- [Task inputs]:
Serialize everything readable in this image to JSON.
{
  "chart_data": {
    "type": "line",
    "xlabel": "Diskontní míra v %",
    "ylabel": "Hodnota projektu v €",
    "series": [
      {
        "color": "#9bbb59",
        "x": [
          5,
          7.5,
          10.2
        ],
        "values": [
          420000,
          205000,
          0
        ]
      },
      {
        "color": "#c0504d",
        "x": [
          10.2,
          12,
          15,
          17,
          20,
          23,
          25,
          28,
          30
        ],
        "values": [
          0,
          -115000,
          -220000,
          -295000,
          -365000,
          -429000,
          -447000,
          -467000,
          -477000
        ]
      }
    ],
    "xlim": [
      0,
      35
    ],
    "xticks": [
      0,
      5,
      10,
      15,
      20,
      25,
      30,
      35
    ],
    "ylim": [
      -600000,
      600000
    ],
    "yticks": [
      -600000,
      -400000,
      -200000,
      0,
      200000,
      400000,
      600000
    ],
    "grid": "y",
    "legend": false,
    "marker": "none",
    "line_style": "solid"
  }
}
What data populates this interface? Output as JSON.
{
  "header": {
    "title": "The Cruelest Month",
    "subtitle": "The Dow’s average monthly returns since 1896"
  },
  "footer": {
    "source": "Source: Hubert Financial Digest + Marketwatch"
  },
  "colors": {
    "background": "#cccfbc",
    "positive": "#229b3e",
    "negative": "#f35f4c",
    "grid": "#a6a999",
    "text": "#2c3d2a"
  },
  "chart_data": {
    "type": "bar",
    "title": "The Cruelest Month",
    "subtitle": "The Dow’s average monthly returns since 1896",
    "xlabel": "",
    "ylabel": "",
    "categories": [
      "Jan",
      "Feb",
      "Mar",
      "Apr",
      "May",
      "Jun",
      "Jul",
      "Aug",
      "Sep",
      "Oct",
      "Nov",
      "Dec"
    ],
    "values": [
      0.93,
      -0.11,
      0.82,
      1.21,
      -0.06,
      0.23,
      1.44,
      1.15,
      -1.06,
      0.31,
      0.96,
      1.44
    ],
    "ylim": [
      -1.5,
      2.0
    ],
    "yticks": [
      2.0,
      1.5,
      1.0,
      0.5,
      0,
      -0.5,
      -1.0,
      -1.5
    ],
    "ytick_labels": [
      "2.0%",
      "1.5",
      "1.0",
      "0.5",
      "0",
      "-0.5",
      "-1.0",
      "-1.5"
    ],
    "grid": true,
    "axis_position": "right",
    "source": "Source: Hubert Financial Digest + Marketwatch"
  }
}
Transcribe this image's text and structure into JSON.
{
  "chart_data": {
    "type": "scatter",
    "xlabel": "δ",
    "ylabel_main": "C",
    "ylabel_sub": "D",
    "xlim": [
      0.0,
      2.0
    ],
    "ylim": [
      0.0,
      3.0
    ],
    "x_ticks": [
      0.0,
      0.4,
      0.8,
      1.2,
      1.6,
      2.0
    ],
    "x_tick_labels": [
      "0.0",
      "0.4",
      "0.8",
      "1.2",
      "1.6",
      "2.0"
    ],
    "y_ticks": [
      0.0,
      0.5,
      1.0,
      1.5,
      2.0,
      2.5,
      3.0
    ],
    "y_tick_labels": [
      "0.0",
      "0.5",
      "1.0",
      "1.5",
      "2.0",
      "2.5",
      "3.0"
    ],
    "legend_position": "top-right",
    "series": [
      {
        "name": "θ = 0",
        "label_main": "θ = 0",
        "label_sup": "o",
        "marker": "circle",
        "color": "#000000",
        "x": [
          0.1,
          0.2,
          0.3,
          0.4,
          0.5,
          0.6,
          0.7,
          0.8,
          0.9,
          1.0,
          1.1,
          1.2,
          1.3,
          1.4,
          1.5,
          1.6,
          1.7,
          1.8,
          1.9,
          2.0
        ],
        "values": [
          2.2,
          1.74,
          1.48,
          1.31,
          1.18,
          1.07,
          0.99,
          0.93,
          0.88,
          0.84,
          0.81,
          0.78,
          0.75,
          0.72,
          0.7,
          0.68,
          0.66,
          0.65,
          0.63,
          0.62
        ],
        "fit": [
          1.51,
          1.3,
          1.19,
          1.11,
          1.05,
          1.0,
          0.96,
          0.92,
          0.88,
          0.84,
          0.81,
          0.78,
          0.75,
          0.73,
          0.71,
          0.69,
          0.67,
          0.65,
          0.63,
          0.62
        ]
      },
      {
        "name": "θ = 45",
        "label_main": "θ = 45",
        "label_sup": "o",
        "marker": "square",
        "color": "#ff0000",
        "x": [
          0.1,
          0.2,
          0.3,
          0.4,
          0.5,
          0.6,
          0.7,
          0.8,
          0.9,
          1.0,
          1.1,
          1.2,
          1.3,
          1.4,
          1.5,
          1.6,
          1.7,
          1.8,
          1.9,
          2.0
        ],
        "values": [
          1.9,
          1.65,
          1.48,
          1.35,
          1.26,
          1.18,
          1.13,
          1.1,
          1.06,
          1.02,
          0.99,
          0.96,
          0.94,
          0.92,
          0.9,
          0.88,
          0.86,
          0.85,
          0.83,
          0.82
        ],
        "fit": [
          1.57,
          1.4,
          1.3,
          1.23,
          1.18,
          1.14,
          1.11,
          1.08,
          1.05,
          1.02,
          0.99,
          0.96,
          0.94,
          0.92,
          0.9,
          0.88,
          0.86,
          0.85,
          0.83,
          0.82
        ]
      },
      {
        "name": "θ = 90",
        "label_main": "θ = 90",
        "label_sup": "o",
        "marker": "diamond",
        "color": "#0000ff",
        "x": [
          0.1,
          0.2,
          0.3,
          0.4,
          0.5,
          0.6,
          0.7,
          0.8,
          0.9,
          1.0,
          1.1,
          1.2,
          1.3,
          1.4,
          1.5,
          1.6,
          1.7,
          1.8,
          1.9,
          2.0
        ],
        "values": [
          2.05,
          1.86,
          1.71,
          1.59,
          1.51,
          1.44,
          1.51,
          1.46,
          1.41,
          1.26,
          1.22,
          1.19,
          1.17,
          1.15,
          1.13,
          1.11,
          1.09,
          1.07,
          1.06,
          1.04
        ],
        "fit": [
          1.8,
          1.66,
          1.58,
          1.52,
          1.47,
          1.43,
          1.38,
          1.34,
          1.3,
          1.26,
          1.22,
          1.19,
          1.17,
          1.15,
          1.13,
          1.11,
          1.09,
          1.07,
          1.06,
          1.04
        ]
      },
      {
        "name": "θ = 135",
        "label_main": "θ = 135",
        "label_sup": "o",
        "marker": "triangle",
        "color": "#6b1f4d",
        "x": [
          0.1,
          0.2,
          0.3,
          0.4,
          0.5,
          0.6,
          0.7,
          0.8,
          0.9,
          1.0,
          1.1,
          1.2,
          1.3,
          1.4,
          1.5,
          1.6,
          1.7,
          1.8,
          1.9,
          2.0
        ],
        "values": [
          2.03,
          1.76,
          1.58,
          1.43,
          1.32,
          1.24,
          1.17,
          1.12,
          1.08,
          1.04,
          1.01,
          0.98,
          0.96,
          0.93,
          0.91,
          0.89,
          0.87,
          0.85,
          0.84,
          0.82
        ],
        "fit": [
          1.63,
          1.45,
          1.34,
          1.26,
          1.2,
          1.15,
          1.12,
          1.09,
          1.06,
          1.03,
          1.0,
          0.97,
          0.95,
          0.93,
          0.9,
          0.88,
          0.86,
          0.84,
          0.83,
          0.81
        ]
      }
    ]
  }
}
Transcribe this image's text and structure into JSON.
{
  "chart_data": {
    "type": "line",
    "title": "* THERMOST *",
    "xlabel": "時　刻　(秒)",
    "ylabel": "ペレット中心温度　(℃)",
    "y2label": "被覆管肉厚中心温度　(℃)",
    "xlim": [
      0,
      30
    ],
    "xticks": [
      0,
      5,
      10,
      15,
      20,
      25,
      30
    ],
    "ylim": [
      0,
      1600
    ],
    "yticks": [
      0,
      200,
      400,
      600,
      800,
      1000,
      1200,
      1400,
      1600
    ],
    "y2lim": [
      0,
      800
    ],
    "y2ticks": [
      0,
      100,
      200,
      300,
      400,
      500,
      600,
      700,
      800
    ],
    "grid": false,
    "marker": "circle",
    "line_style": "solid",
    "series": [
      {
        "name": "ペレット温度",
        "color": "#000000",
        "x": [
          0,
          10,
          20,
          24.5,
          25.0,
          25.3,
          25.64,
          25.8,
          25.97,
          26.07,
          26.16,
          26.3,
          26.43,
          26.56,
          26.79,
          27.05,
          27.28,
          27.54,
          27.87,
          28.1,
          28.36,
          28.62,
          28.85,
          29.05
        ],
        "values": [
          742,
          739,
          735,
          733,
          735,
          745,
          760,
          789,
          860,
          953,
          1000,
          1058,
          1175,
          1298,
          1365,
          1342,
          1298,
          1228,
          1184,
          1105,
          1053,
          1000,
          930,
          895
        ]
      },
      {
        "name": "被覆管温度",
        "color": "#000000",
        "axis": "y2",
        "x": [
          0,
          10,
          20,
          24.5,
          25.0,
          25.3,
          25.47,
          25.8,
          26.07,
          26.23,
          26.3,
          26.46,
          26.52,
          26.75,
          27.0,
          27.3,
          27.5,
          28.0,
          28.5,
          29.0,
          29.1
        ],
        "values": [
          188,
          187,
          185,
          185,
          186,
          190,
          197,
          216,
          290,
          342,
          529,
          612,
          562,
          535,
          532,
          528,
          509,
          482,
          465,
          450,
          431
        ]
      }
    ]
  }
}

- [Task goal]:
Each line that has the word "grid" counts once. How many such lines are in the data? Give the number alone.

- [Written response]:
4